Collection entries:
=-=-=

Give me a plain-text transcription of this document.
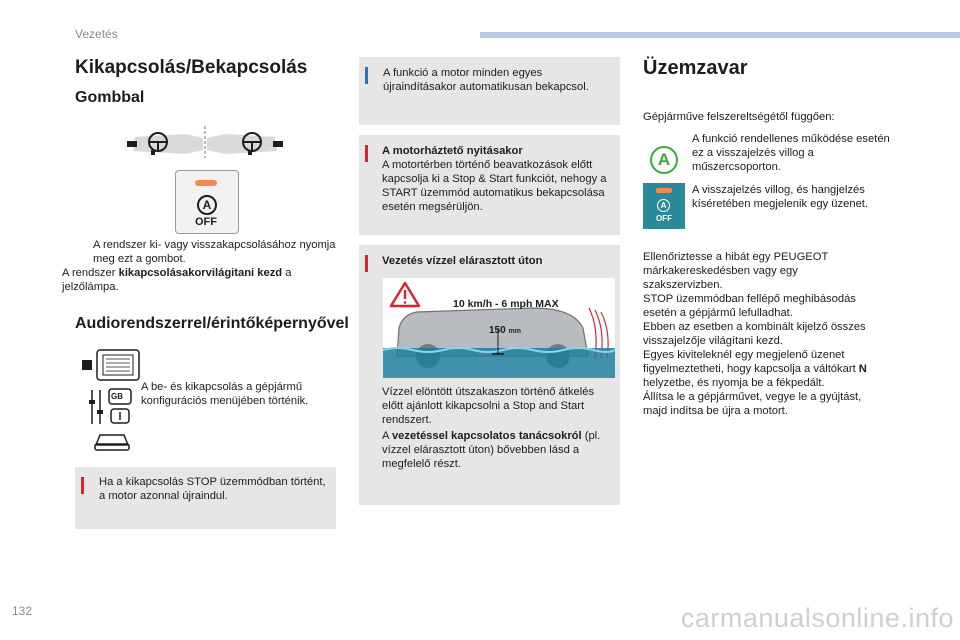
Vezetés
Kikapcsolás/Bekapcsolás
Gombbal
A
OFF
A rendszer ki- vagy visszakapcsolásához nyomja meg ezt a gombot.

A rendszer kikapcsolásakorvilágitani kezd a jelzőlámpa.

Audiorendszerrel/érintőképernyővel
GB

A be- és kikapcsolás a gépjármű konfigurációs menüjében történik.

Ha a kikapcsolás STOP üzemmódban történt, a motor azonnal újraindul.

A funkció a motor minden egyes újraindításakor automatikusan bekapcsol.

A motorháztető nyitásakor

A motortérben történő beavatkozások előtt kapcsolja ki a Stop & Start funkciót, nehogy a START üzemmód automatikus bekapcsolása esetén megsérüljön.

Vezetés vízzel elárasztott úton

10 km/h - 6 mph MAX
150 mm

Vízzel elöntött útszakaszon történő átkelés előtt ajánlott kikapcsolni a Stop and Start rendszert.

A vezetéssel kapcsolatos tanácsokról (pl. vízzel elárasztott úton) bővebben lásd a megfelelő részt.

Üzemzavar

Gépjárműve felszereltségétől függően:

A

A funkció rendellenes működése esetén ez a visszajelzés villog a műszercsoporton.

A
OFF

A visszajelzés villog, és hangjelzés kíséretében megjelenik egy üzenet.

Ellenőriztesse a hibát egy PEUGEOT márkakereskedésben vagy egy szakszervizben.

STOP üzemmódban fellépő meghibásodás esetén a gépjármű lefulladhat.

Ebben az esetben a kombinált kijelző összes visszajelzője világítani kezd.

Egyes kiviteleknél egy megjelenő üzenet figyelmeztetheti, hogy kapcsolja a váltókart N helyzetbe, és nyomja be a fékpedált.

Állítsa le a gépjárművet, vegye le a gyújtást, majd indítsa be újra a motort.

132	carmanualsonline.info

=-=-=

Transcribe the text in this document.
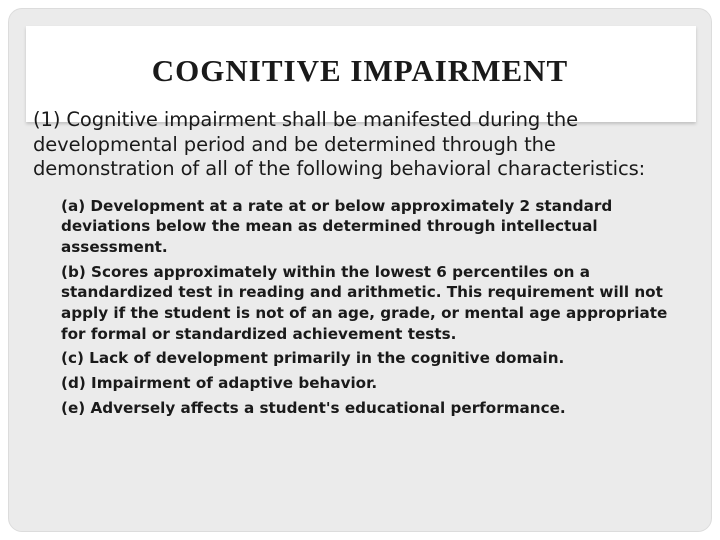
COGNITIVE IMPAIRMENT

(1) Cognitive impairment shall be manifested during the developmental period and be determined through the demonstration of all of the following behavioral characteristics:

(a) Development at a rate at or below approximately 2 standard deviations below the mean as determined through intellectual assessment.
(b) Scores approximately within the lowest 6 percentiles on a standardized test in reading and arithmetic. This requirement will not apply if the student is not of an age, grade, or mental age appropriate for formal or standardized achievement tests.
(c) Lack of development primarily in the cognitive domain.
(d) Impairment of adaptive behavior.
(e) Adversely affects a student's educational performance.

=-=-=

Problem requirements ▸
Which lines of the data above contain "student"? Copy each one.

Problem solution ▸
(b) Scores approximately within the lowest 6 percentiles on a standardized test in reading and arithmetic. This requirement will not apply if the student is not of an age, grade, or mental age appropriate for formal or standardized achievement tests.
(e) Adversely affects a student's educational performance.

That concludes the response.